> INSTRUCTIONS FOR THE TASK
Across the records below, count the lines that contain "Hysterectomy" and write down only the count.

> RECORDS SUPPLIED
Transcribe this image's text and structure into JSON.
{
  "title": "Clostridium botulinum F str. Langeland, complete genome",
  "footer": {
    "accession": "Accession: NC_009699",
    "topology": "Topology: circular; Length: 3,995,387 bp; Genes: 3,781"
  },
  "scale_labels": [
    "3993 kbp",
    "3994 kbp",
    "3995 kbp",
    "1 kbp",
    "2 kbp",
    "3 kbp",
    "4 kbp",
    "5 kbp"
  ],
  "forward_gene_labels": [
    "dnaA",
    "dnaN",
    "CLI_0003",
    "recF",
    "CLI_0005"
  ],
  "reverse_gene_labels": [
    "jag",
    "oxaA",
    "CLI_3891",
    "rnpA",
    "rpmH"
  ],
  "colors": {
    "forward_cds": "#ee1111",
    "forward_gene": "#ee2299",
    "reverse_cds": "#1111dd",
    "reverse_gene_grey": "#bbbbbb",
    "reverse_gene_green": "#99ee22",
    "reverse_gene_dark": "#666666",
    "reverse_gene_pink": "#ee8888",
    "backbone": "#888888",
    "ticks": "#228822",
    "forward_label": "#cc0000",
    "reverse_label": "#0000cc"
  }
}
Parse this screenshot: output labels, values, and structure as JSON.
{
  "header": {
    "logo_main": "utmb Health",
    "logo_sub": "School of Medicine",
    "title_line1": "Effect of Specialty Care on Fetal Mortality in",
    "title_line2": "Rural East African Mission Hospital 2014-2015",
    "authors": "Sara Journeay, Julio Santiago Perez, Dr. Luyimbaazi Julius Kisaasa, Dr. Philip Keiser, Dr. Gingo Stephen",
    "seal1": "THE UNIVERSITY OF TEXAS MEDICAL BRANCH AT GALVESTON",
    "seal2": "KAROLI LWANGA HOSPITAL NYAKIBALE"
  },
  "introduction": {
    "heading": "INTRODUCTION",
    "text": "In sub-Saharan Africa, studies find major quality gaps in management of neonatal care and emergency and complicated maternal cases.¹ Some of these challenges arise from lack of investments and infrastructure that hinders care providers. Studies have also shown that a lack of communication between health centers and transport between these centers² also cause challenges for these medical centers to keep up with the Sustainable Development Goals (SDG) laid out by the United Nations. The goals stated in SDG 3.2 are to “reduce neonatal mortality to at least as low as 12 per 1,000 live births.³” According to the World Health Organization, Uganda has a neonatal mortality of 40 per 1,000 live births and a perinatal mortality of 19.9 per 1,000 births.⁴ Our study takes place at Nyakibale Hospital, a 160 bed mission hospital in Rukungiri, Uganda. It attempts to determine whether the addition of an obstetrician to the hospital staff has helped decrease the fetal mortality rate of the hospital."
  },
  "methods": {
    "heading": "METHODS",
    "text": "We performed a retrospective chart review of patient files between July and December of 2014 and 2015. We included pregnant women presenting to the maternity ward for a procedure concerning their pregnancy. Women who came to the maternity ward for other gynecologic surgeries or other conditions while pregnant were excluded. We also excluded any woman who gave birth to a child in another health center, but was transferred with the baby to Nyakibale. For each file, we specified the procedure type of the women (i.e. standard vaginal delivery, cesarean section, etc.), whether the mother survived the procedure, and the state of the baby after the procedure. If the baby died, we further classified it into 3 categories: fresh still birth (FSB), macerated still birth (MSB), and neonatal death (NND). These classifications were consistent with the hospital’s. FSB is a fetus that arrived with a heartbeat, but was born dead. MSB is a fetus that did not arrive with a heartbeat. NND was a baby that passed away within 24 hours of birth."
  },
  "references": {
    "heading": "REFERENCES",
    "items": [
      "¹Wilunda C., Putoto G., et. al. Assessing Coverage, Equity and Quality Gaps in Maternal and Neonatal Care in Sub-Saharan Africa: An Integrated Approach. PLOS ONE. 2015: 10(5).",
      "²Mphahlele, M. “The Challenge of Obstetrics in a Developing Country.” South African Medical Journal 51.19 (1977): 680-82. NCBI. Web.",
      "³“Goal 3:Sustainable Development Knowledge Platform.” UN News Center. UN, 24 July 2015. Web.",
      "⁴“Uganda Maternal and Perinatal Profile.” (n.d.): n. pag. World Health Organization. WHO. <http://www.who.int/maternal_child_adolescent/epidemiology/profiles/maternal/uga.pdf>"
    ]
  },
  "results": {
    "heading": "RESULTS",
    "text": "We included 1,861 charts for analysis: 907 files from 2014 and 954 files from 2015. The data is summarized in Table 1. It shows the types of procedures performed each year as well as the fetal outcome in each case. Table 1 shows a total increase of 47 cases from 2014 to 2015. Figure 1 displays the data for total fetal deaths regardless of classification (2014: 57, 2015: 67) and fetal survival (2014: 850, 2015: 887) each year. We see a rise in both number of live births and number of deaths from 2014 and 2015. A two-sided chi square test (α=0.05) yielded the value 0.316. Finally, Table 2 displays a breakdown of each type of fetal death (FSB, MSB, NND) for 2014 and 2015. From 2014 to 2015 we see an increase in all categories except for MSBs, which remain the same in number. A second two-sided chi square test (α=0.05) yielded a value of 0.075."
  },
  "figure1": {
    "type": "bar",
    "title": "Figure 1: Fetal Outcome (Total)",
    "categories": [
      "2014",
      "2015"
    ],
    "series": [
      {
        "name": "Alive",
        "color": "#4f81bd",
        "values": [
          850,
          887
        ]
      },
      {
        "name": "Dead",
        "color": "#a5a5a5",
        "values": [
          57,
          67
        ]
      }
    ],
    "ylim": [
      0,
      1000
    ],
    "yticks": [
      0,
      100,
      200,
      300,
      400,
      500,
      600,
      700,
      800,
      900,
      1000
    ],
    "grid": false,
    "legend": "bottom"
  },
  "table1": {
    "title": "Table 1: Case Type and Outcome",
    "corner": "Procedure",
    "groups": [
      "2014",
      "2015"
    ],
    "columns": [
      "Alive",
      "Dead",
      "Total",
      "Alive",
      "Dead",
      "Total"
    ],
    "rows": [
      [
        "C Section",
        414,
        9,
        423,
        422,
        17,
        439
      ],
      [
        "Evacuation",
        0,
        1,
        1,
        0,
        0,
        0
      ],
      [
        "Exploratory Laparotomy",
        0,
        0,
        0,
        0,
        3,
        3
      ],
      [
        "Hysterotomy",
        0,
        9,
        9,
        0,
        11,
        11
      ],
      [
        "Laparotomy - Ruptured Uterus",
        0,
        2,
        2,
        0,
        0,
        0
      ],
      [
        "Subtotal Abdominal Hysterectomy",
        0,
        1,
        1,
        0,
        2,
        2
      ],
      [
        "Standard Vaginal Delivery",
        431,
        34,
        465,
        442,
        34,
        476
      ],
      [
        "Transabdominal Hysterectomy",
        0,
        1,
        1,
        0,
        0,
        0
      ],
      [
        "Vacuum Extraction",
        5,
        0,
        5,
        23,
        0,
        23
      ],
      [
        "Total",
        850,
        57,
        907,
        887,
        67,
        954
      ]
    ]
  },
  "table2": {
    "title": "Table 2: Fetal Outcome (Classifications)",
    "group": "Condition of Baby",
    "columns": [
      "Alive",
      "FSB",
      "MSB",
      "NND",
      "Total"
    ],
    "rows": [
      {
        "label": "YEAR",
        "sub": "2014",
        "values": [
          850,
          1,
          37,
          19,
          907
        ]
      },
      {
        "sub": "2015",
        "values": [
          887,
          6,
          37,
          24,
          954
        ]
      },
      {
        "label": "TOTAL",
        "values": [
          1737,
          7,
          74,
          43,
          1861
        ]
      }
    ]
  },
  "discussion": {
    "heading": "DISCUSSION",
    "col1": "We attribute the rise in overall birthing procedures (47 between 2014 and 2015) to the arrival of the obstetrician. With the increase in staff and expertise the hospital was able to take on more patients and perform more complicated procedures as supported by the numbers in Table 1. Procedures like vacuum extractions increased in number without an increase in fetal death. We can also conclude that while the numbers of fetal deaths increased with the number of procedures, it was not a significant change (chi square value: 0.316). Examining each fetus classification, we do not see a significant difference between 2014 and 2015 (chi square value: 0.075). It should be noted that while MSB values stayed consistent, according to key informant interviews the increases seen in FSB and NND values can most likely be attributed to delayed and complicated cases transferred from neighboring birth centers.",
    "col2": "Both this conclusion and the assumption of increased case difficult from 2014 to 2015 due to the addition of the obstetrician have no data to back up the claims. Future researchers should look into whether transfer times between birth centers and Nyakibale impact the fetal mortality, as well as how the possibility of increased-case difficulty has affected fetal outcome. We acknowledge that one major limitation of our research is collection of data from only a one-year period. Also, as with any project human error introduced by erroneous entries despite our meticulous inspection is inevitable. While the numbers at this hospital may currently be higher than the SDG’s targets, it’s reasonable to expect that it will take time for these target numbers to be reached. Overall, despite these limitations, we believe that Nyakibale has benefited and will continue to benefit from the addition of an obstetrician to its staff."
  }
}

> SOLUTION TO THE EXERCISE
2